### [Consigna]
Según el fragmento citado sobre el trabajo infantil, ¿qué título académico tiene María Alejandra Silva?

LA SALUD DE LOS MENORES QUE TRABAJAN, AMENAZA PARA EL FUTURO
Si de por sí el trabajo infantil es una cuestión que muestra los síntomas de deterioro social, las consecuencias a futuro que puede traer sobre esos sectores es un tema prácticamente ausente de la agenda de la salud pública. Esta es una de las principales conclusiones a la que arriba un estudio realizada por María Alejandra Silva, magister en sociología y miembro del CONICET, que fuera presentado el año pasado en el V Congreso Internacional de Medicina General-Familiard de El Bolsón. “Es preciso examinar los espacios de reflexión posible para la inclusión de estas problemáticas dentro de la agenda pública en salud. Pareciera que faltara una mirada en el presente, con un objetivo en el futuro, capaz de comprender que dicha problemática genera una población con la salud deteriorada a una edad temprana que seguramente tendrán un impacto económico en los gastos en salud pública, los subsidios por desempleo y los subsidios por incapacidad laboral”, indicó Silva.

### [Conjunto de datos]
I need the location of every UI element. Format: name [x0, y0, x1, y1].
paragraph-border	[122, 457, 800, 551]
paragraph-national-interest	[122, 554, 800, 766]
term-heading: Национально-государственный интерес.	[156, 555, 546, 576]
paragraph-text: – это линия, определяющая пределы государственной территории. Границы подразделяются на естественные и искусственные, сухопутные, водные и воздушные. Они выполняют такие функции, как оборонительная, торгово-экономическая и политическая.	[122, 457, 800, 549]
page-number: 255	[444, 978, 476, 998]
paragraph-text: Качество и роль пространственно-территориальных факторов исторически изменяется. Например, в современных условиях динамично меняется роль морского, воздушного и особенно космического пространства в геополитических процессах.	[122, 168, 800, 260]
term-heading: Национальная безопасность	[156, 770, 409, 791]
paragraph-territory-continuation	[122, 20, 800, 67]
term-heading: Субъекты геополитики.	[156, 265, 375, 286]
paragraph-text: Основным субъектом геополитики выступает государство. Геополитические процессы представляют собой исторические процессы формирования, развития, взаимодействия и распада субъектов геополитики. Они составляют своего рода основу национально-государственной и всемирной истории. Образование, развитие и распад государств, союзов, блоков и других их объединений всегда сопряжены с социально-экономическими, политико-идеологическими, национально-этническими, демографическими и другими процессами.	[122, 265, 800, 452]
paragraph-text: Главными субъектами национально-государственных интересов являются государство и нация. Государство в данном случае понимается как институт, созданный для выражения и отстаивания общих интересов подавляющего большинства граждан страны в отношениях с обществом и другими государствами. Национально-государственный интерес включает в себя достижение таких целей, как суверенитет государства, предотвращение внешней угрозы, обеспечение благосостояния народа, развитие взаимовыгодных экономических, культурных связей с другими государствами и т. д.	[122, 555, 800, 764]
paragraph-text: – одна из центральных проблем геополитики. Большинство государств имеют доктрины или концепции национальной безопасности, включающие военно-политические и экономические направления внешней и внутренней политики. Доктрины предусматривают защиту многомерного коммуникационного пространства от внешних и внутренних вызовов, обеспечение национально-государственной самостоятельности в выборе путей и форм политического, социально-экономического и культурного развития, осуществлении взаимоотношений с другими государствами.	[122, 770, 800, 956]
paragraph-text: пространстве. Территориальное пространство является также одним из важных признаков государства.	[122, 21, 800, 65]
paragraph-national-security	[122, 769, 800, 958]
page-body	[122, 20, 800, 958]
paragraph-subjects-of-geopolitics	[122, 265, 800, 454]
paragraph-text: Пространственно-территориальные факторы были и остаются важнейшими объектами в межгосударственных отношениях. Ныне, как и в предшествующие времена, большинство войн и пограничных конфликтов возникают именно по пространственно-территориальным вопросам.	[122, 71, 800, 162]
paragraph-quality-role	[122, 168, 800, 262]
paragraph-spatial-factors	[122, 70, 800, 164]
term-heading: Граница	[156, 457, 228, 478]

### [Respuesta esperada]
Es magíster en sociología.